● **WORK TO DO**:
Reproduce the entries below in full, word for word.
>>
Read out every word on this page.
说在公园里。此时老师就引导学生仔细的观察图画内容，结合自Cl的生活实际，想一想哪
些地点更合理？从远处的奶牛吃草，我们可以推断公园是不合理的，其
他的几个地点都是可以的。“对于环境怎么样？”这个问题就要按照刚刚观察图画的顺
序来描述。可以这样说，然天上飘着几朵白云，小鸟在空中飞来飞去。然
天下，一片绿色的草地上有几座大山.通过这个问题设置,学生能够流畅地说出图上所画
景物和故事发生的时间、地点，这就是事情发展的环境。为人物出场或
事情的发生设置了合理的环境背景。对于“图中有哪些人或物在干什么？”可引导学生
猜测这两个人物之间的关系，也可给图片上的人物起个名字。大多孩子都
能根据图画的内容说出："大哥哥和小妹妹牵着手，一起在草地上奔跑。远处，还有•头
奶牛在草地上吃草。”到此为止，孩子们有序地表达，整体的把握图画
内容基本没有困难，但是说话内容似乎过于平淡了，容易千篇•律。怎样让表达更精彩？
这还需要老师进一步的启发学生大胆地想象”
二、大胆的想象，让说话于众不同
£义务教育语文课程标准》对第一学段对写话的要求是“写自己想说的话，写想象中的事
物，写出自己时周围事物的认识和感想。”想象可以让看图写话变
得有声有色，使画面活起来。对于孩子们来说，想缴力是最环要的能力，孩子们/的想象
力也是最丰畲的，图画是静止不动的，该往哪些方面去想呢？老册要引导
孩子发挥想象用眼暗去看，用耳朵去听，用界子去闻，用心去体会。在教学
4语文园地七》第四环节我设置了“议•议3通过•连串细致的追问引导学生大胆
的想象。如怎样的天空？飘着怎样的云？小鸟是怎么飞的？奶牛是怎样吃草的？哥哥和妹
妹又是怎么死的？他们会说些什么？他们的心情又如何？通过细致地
<<
● **RESPONSE TO THE EXERCISE**:
Read out every word on this page.
说在公园里。此时老师就引导学生仔细的观察图画内容，结合自Cl的生活实际，想一想哪
些地点更合理？从远处的奶牛吃草，我们可以推断公园是不合理的，其
他的几个地点都是可以的。“对于环境怎么样？”这个问题就要按照刚刚观察图画的顺
序来描述。可以这样说，然天上飘着几朵白云，小鸟在空中飞来飞去。然
天下，一片绿色的草地上有几座大山.通过这个问题设置,学生能够流畅地说出图上所画
景物和故事发生的时间、地点，这就是事情发展的环境。为人物出场或
事情的发生设置了合理的环境背景。对于“图中有哪些人或物在干什么？”可引导学生
猜测这两个人物之间的关系，也可给图片上的人物起个名字。大多孩子都
能根据图画的内容说出："大哥哥和小妹妹牵着手，一起在草地上奔跑。远处，还有•头
奶牛在草地上吃草。”到此为止，孩子们有序地表达，整体的把握图画
内容基本没有困难，但是说话内容似乎过于平淡了，容易千篇•律。怎样让表达更精彩？
这还需要老师进一步的启发学生大胆地想象”
二、大胆的想象，让说话于众不同
£义务教育语文课程标准》对第一学段对写话的要求是“写自己想说的话，写想象中的事
物，写出自己时周围事物的认识和感想。”想象可以让看图写话变
得有声有色，使画面活起来。对于孩子们来说，想缴力是最环要的能力，孩子们/的想象
力也是最丰畲的，图画是静止不动的，该往哪些方面去想呢？老册要引导
孩子发挥想象用眼暗去看，用耳朵去听，用界子去闻，用心去体会。在教学
4语文园地七》第四环节我设置了“议•议3通过•连串细致的追问引导学生大胆
的想象。如怎样的天空？飘着怎样的云？小鸟是怎么飞的？奶牛是怎样吃草的？哥哥和妹
妹又是怎么死的？他们会说些什么？他们的心情又如何？通过细致地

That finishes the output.